/---

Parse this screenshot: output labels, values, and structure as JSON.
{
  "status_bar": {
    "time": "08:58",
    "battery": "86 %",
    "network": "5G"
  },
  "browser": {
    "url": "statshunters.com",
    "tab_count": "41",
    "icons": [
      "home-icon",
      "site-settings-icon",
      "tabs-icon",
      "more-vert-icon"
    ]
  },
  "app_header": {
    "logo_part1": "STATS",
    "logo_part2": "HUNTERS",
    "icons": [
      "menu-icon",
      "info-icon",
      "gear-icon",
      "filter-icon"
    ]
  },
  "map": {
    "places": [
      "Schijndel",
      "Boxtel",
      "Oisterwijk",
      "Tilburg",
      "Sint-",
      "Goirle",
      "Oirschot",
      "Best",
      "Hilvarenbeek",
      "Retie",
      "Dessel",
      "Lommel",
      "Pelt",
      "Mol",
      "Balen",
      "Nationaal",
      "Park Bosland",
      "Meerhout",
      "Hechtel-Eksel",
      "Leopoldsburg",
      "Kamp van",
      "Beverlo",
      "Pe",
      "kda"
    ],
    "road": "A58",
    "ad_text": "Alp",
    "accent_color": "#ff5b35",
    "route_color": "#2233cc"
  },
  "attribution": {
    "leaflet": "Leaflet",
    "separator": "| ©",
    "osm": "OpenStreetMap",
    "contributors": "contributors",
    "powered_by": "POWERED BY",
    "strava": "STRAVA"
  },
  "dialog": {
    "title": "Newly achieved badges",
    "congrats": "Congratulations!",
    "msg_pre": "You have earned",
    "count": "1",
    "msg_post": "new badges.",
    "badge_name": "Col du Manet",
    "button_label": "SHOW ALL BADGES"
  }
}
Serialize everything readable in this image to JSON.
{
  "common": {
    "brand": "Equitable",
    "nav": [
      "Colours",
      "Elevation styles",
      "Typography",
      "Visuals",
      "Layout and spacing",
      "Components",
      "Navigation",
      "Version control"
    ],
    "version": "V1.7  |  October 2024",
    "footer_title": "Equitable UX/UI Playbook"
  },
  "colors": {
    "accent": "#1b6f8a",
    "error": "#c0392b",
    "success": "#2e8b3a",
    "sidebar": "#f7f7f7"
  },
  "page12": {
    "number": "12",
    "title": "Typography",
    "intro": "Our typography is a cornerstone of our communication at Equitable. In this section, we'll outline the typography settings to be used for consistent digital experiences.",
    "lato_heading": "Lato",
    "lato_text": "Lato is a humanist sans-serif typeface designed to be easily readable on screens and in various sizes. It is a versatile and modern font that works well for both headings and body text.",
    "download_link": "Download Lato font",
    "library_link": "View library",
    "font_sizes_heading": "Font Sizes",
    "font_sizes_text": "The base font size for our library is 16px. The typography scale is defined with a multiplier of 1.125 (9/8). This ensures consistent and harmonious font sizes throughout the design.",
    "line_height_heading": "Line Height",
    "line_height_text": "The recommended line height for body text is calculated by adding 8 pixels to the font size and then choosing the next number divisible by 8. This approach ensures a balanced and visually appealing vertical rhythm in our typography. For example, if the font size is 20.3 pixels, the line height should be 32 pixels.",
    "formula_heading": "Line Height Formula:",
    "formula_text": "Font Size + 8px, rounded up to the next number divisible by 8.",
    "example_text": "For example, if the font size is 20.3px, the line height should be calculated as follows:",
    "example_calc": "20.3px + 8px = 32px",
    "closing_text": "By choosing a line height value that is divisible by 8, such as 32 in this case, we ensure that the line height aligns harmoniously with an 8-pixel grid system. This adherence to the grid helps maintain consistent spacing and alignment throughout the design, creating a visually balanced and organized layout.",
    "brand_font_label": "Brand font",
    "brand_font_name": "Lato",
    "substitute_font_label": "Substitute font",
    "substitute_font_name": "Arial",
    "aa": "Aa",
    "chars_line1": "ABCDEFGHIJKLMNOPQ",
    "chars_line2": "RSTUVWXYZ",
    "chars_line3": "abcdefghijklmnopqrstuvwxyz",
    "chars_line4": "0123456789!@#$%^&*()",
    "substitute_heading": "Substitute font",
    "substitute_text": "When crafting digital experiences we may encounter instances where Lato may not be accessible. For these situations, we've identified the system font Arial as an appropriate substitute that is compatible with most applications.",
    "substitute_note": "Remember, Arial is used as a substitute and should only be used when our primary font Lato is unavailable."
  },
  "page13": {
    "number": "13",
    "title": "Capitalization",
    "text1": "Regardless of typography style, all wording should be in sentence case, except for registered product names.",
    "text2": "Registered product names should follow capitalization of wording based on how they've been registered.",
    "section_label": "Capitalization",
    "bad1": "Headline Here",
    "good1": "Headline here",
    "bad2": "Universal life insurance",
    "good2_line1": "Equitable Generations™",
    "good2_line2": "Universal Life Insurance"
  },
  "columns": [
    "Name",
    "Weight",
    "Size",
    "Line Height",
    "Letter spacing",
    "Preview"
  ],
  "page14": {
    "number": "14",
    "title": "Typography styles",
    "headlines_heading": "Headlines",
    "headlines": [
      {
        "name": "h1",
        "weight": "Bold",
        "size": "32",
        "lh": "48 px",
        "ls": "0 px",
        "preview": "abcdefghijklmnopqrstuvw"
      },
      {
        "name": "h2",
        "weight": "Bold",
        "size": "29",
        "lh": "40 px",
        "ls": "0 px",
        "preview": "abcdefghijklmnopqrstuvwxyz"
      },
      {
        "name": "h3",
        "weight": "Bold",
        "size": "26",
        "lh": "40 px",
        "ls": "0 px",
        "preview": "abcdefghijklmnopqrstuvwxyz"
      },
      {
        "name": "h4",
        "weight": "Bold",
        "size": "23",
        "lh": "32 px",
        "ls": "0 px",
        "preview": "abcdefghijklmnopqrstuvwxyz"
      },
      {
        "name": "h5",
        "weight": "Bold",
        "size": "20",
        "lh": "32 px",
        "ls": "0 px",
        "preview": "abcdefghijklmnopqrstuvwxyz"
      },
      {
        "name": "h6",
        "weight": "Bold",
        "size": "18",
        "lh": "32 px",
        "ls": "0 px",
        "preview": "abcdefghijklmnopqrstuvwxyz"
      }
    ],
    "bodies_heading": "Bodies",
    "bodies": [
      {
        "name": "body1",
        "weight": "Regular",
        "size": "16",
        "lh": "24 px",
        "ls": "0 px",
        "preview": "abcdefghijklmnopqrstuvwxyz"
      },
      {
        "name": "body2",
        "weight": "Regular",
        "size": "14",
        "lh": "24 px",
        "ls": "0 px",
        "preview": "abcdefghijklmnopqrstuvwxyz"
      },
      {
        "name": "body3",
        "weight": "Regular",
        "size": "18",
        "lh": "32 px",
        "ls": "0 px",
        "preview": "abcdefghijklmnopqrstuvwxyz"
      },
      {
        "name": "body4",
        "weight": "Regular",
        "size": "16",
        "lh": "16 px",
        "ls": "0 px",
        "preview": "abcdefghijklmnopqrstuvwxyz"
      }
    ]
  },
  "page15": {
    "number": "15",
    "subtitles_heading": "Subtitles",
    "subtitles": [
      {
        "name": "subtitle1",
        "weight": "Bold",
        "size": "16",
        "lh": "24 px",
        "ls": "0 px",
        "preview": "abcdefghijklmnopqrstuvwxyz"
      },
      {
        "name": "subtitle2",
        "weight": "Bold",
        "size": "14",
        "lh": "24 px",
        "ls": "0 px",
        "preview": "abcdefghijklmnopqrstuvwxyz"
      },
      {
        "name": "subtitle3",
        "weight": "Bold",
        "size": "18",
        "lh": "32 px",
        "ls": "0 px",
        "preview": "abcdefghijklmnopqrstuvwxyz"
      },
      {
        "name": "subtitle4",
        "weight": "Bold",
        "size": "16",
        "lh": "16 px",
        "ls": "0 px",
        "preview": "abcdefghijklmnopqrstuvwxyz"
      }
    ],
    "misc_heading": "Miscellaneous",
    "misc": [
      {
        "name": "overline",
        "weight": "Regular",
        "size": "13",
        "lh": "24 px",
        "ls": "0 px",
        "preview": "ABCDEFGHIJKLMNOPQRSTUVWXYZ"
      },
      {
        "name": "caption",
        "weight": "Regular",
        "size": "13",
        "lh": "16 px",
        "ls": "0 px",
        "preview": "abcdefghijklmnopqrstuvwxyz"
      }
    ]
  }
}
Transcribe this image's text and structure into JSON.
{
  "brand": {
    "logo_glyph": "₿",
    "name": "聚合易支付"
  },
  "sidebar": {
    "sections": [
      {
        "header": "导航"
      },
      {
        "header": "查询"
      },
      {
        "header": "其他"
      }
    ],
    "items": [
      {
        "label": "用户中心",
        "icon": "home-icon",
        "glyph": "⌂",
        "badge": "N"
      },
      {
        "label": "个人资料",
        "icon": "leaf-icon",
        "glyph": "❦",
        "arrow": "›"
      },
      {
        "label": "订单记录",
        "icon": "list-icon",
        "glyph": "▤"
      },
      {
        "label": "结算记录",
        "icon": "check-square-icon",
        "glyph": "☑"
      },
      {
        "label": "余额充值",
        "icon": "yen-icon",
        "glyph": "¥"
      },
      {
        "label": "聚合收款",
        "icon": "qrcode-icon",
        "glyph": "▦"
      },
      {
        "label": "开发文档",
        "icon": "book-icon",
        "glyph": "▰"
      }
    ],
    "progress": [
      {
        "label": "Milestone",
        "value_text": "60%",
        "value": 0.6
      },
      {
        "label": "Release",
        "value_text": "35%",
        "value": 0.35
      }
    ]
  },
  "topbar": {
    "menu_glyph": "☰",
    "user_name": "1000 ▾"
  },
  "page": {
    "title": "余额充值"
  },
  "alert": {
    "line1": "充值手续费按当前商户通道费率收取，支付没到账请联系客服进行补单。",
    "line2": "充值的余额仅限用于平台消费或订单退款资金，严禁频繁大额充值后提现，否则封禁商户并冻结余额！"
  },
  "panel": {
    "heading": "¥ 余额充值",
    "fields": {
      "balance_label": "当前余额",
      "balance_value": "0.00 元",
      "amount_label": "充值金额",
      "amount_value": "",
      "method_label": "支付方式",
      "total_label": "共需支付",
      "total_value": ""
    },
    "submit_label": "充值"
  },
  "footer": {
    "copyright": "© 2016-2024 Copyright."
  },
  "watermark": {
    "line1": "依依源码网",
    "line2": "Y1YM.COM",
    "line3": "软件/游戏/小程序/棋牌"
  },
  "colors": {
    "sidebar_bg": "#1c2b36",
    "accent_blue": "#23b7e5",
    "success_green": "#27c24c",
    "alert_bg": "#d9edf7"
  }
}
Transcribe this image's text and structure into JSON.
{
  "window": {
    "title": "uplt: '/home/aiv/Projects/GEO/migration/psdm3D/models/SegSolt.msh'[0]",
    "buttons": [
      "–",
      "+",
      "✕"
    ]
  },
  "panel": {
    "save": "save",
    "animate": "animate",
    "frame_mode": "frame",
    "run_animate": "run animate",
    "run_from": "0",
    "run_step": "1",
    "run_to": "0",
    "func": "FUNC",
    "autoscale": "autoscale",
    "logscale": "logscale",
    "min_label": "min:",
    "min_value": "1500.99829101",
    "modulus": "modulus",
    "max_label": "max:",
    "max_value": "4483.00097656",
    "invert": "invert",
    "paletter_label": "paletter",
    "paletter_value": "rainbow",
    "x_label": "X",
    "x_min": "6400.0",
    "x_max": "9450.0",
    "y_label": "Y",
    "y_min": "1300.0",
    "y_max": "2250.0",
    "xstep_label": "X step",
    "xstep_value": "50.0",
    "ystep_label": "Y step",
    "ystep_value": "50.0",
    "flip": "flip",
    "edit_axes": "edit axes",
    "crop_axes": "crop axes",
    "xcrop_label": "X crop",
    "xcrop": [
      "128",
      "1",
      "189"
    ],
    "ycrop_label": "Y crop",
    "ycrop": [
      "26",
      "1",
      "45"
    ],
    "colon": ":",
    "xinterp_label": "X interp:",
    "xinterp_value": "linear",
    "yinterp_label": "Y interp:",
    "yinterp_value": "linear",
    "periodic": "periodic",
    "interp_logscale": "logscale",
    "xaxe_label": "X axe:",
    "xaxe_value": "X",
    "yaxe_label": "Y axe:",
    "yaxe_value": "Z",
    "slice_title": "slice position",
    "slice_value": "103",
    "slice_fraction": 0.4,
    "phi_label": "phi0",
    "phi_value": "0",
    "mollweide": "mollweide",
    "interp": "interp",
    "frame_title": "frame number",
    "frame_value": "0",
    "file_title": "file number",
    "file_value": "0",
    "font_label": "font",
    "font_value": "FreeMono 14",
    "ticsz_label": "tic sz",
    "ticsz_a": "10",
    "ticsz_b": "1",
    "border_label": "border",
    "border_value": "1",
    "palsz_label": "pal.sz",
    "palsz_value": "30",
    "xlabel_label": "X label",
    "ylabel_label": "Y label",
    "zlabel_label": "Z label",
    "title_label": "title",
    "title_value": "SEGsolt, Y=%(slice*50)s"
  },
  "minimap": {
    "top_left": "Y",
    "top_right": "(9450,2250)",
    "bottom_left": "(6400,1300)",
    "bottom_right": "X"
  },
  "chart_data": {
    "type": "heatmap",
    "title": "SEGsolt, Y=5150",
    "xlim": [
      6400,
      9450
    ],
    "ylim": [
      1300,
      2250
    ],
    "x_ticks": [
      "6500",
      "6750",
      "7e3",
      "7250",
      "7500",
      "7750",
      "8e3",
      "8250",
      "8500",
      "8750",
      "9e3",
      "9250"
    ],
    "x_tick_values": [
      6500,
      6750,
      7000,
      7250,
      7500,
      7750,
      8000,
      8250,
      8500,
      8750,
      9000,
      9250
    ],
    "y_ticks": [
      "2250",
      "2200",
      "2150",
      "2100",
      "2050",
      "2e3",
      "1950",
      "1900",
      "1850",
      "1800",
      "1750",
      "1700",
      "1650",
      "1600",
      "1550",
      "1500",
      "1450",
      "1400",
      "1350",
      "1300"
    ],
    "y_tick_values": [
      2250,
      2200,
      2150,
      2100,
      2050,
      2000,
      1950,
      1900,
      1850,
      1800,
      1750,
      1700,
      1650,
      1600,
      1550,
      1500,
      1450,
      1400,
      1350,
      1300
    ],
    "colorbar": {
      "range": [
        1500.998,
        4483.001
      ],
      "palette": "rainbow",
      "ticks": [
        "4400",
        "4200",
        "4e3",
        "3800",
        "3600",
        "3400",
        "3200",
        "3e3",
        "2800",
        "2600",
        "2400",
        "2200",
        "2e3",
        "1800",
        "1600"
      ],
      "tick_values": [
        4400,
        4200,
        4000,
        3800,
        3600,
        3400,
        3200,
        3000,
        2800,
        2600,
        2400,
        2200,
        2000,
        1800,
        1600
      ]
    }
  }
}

\---

• Exercise goal
List every line above that contains the word "JSON".

• Full answer
Parse this screenshot: output labels, values, and structure as JSON.
Serialize everything readable in this image to JSON.
Transcribe this image's text and structure into JSON.
Transcribe this image's text and structure into JSON.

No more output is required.